- [OBJECTIVE]
Without the images, write out all of the following entries exactly.

- [DATA FOR THIS EXERCISE]
__________________________________________________
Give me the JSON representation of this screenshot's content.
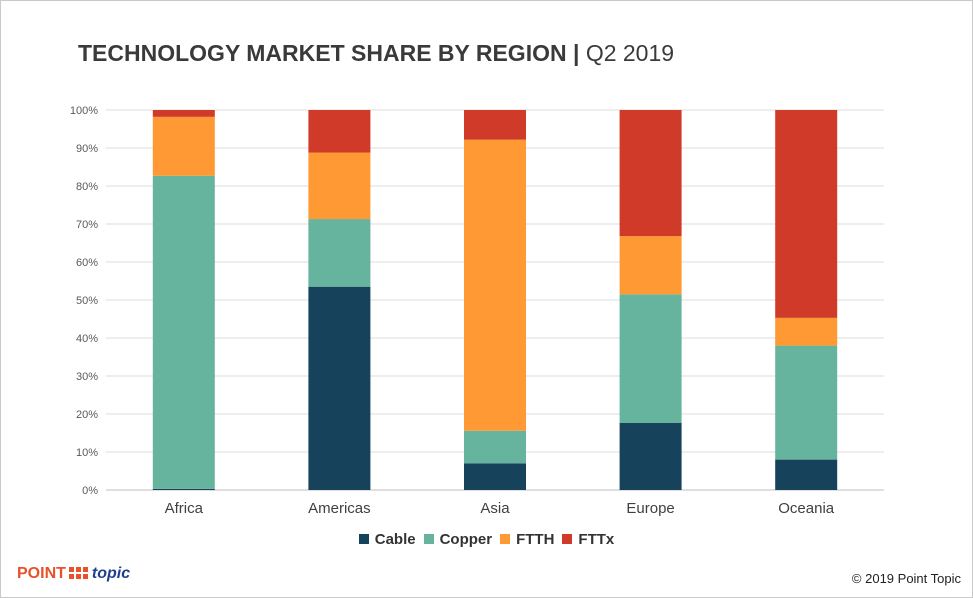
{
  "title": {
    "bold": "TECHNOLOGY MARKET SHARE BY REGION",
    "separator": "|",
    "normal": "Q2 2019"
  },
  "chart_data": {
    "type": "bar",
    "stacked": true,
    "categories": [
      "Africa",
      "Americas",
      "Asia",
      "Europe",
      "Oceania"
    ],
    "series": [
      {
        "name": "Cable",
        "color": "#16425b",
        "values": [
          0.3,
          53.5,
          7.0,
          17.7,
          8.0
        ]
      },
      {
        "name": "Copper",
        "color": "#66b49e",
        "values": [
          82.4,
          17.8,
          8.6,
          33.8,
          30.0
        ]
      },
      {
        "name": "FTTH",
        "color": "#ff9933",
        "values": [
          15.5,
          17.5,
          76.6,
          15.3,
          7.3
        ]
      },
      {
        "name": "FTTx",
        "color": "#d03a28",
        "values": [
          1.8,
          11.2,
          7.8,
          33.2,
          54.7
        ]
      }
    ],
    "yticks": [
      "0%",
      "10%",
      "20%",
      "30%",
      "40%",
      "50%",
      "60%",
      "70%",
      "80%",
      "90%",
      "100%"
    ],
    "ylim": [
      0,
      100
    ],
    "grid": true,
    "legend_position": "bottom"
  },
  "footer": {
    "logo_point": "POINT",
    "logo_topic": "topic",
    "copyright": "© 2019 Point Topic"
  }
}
__________________________________________________
- [COMPLETE RESPONSE]
Give me the JSON representation of this screenshot's content.
{
  "title": {
    "bold": "TECHNOLOGY MARKET SHARE BY REGION",
    "separator": "|",
    "normal": "Q2 2019"
  },
  "chart_data": {
    "type": "bar",
    "stacked": true,
    "categories": [
      "Africa",
      "Americas",
      "Asia",
      "Europe",
      "Oceania"
    ],
    "series": [
      {
        "name": "Cable",
        "color": "#16425b",
        "values": [
          0.3,
          53.5,
          7.0,
          17.7,
          8.0
        ]
      },
      {
        "name": "Copper",
        "color": "#66b49e",
        "values": [
          82.4,
          17.8,
          8.6,
          33.8,
          30.0
        ]
      },
      {
        "name": "FTTH",
        "color": "#ff9933",
        "values": [
          15.5,
          17.5,
          76.6,
          15.3,
          7.3
        ]
      },
      {
        "name": "FTTx",
        "color": "#d03a28",
        "values": [
          1.8,
          11.2,
          7.8,
          33.2,
          54.7
        ]
      }
    ],
    "yticks": [
      "0%",
      "10%",
      "20%",
      "30%",
      "40%",
      "50%",
      "60%",
      "70%",
      "80%",
      "90%",
      "100%"
    ],
    "ylim": [
      0,
      100
    ],
    "grid": true,
    "legend_position": "bottom"
  },
  "footer": {
    "logo_point": "POINT",
    "logo_topic": "topic",
    "copyright": "© 2019 Point Topic"
  }
}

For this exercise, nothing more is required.